● **Exercise aim**:
Write out every record in full, exactly as written, please.

● **Data supplied**:
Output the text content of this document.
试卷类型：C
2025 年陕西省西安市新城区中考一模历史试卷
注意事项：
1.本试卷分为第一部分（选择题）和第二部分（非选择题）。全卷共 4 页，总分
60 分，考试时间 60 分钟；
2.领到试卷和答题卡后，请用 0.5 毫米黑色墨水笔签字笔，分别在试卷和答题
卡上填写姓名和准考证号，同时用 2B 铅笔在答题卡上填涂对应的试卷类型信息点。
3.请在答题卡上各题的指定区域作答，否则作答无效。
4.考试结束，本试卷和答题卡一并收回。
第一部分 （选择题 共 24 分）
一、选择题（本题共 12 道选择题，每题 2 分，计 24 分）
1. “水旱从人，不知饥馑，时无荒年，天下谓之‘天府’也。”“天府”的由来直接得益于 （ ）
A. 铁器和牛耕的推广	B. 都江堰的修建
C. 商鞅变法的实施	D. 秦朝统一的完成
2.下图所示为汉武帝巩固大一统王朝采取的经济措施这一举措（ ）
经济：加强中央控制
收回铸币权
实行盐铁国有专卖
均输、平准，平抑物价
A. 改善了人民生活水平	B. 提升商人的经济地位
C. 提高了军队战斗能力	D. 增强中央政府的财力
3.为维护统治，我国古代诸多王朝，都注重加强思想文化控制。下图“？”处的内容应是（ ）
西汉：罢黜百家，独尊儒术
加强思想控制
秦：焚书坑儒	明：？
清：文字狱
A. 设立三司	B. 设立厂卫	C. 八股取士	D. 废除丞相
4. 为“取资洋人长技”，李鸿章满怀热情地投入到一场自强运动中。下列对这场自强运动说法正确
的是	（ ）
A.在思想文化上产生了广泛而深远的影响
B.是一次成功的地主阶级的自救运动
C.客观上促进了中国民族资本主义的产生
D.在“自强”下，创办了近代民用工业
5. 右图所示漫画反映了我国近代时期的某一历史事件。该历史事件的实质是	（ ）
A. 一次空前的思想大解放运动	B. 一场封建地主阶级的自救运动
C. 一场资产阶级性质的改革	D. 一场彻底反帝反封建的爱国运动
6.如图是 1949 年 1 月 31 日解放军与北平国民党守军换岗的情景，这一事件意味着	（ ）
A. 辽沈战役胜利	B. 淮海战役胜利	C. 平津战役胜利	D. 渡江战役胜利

● **Worked answer**:
Output the text content of this document.
试卷类型：C
2025 年陕西省西安市新城区中考一模历史试卷
注意事项：
1.本试卷分为第一部分（选择题）和第二部分（非选择题）。全卷共 4 页，总分
60 分，考试时间 60 分钟；
2.领到试卷和答题卡后，请用 0.5 毫米黑色墨水笔签字笔，分别在试卷和答题
卡上填写姓名和准考证号，同时用 2B 铅笔在答题卡上填涂对应的试卷类型信息点。
3.请在答题卡上各题的指定区域作答，否则作答无效。
4.考试结束，本试卷和答题卡一并收回。
第一部分 （选择题 共 24 分）
一、选择题（本题共 12 道选择题，每题 2 分，计 24 分）
1. “水旱从人，不知饥馑，时无荒年，天下谓之‘天府’也。”“天府”的由来直接得益于 （ ）
A. 铁器和牛耕的推广	B. 都江堰的修建
C. 商鞅变法的实施	D. 秦朝统一的完成
2.下图所示为汉武帝巩固大一统王朝采取的经济措施这一举措（ ）
经济：加强中央控制
收回铸币权
实行盐铁国有专卖
均输、平准，平抑物价
A. 改善了人民生活水平	B. 提升商人的经济地位
C. 提高了军队战斗能力	D. 增强中央政府的财力
3.为维护统治，我国古代诸多王朝，都注重加强思想文化控制。下图“？”处的内容应是（ ）
西汉：罢黜百家，独尊儒术
加强思想控制
秦：焚书坑儒	明：？
清：文字狱
A. 设立三司	B. 设立厂卫	C. 八股取士	D. 废除丞相
4. 为“取资洋人长技”，李鸿章满怀热情地投入到一场自强运动中。下列对这场自强运动说法正确
的是	（ ）
A.在思想文化上产生了广泛而深远的影响
B.是一次成功的地主阶级的自救运动
C.客观上促进了中国民族资本主义的产生
D.在“自强”下，创办了近代民用工业
5. 右图所示漫画反映了我国近代时期的某一历史事件。该历史事件的实质是	（ ）
A. 一次空前的思想大解放运动	B. 一场封建地主阶级的自救运动
C. 一场资产阶级性质的改革	D. 一场彻底反帝反封建的爱国运动
6.如图是 1949 年 1 月 31 日解放军与北平国民党守军换岗的情景，这一事件意味着	（ ）
A. 辽沈战役胜利	B. 淮海战役胜利	C. 平津战役胜利	D. 渡江战役胜利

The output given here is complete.